◆ WORK TASK
Count up the lines below that hold "Implikationen", then give that count by itself.

Stored entries:
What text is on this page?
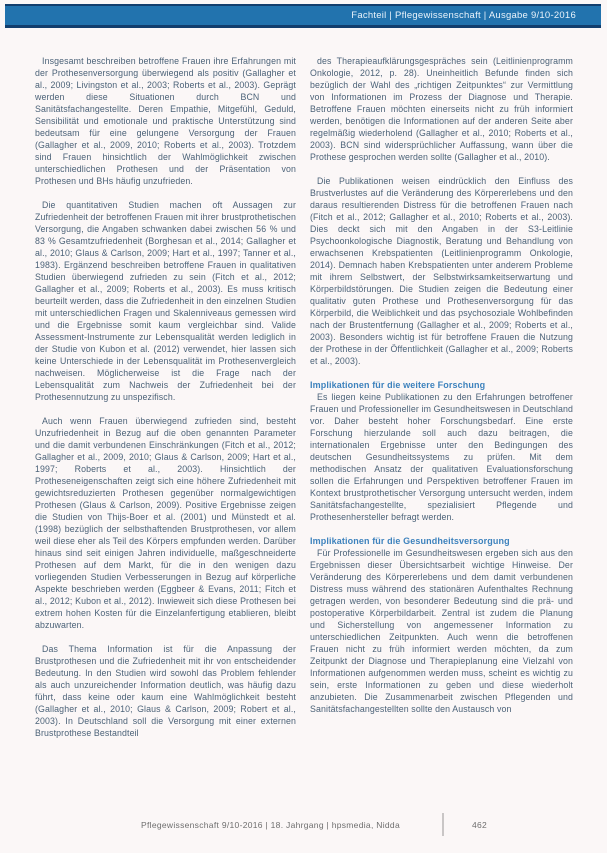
Fachteil | Pflegewissenschaft | Ausgabe 9/10-2016

Insgesamt beschreiben betroffene Frauen ihre Erfahrungen mit der Prothesenversorgung überwiegend als positiv (Gallagher et al., 2009; Livingston et al., 2003; Roberts et al., 2003). Geprägt werden diese Situationen durch BCN und Sanitätsfachangestellte. Deren Empathie, Mitgefühl, Geduld, Sensibilität und emotionale und praktische Unterstützung sind bedeutsam für eine gelungene Versorgung der Frauen (Gallagher et al., 2009, 2010; Roberts et al., 2003). Trotzdem sind Frauen hinsichtlich der Wahlmöglichkeit zwischen unterschiedlichen Prothesen und der Präsentation von Prothesen und BHs häufig unzufrieden.

Die quantitativen Studien machen oft Aussagen zur Zufriedenheit der betroffenen Frauen mit ihrer brustprothetischen Versorgung, die Angaben schwanken dabei zwischen 56 % und 83 % Gesamtzufriedenheit (Borghesan et al., 2014; Gallagher et al., 2010; Glaus & Carlson, 2009; Hart et al., 1997; Tanner et al., 1983). Ergänzend beschreiben betroffene Frauen in qualitativen Studien überwiegend zufrieden zu sein (Fitch et al., 2012; Gallagher et al., 2009; Roberts et al., 2003). Es muss kritisch beurteilt werden, dass die Zufriedenheit in den einzelnen Studien mit unterschiedlichen Fragen und Skalenniveaus gemessen wird und die Ergebnisse somit kaum vergleichbar sind. Valide Assessment-Instrumente zur Lebensqualität werden lediglich in der Studie von Kubon et al. (2012) verwendet, hier lassen sich keine Unterschiede in der Lebensqualität im Prothesenvergleich nachweisen. Möglicherweise ist die Frage nach der Lebensqualität zum Nachweis der Zufriedenheit bei der Prothesennutzung zu unspezifisch.

Auch wenn Frauen überwiegend zufrieden sind, besteht Unzufriedenheit in Bezug auf die oben genannten Parameter und die damit verbundenen Einschränkungen (Fitch et al., 2012; Gallagher et al., 2009, 2010; Glaus & Carlson, 2009; Hart et al., 1997; Roberts et al., 2003). Hinsichtlich der Protheseneigenschaften zeigt sich eine höhere Zufriedenheit mit gewichtsreduzierten Prothesen gegenüber normalgewichtigen Prothesen (Glaus & Carlson, 2009). Positive Ergebnisse zeigen die Studien von Thijs-Boer et al. (2001) und Münstedt et al. (1998) bezüglich der selbsthaftenden Brustprothesen, vor allem weil diese eher als Teil des Körpers empfunden werden. Darüber hinaus sind seit einigen Jahren individuelle, maßgeschneiderte Prothesen auf dem Markt, für die in den wenigen dazu vorliegenden Studien Verbesserungen in Bezug auf körperliche Aspekte beschrieben werden (Eggbeer & Evans, 2011; Fitch et al., 2012; Kubon et al., 2012). Inwieweit sich diese Prothesen bei extrem hohen Kosten für die Einzelanfertigung etablieren, bleibt abzuwarten.

Das Thema Information ist für die Anpassung der Brustprothesen und die Zufriedenheit mit ihr von entscheidender Bedeutung. In den Studien wird sowohl das Problem fehlender als auch unzureichender Information deutlich, was häufig dazu führt, dass keine oder kaum eine Wahlmöglichkeit besteht (Gallagher et al., 2010; Glaus & Carlson, 2009; Robert et al., 2003). In Deutschland soll die Versorgung mit einer externen Brustprothese Bestandteil

des Therapieaufklärungsgespräches sein (Leitlinienprogramm Onkologie, 2012, p. 28). Uneinheitlich Befunde finden sich bezüglich der Wahl des „richtigen Zeitpunktes“ zur Vermittlung von Informationen im Prozess der Diagnose und Therapie. Betroffene Frauen möchten einerseits nicht zu früh informiert werden, benötigen die Informationen auf der anderen Seite aber regelmäßig wiederholend (Gallagher et al., 2010; Roberts et al., 2003). BCN sind widersprüchlicher Auffassung, wann über die Prothese gesprochen werden sollte (Gallagher et al., 2010).

Die Publikationen weisen eindrücklich den Einfluss des Brustverlustes auf die Veränderung des Körpererlebens und den daraus resultierenden Distress für die betroffenen Frauen nach (Fitch et al., 2012; Gallagher et al., 2010; Roberts et al., 2003). Dies deckt sich mit den Angaben in der S3-Leitlinie Psychoonkologische Diagnostik, Beratung und Behandlung von erwachsenen Krebspatienten (Leitlinienprogramm Onkologie, 2014). Demnach haben Krebspatienten unter anderem Probleme mit ihrem Selbstwert, der Selbstwirksamkeitserwartung und Körperbildstörungen. Die Studien zeigen die Bedeutung einer qualitativ guten Prothese und Prothesenversorgung für das Körperbild, die Weiblichkeit und das psychosoziale Wohlbefinden nach der Brustentfernung (Gallagher et al., 2009; Roberts et al., 2003). Besonders wichtig ist für betroffene Frauen die Nutzung der Prothese in der Öffentlichkeit (Gallagher et al., 2009; Roberts et al., 2003).

Implikationen für die weitere Forschung

Es liegen keine Publikationen zu den Erfahrungen betroffener Frauen und Professioneller im Gesundheitswesen in Deutschland vor. Daher besteht hoher Forschungsbedarf. Eine erste Forschung hierzulande soll auch dazu beitragen, die internationalen Ergebnisse unter den Bedingungen des deutschen Gesundheitssystems zu prüfen. Mit dem methodischen Ansatz der qualitativen Evaluationsforschung sollen die Erfahrungen und Perspektiven betroffener Frauen im Kontext brustprothetischer Versorgung untersucht werden, indem Sanitätsfachangestellte, spezialisiert Pflegende und Prothesenhersteller befragt werden.

Implikationen für die Gesundheitsversorgung

Für Professionelle im Gesundheitswesen ergeben sich aus den Ergebnissen dieser Übersichtsarbeit wichtige Hinweise. Der Veränderung des Körpererlebens und dem damit verbundenen Distress muss während des stationären Aufenthaltes Rechnung getragen werden, von besonderer Bedeutung sind die prä- und postoperative Körperbildarbeit. Zentral ist zudem die Planung und Sicherstellung von angemessener Information zu unterschiedlichen Zeitpunkten. Auch wenn die betroffenen Frauen nicht zu früh informiert werden möchten, da zum Zeitpunkt der Diagnose und Therapieplanung eine Vielzahl von Informationen aufgenommen werden muss, scheint es wichtig zu sein, erste Informationen zu geben und diese wiederholt anzubieten. Die Zusammenarbeit zwischen Pflegenden und Sanitätsfachangestellten sollte den Austausch von

Pflegewissenschaft 9/10-2016 | 18. Jahrgang | hpsmedia, Nidda	462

◆ ANSWER TO THE EXERCISE
2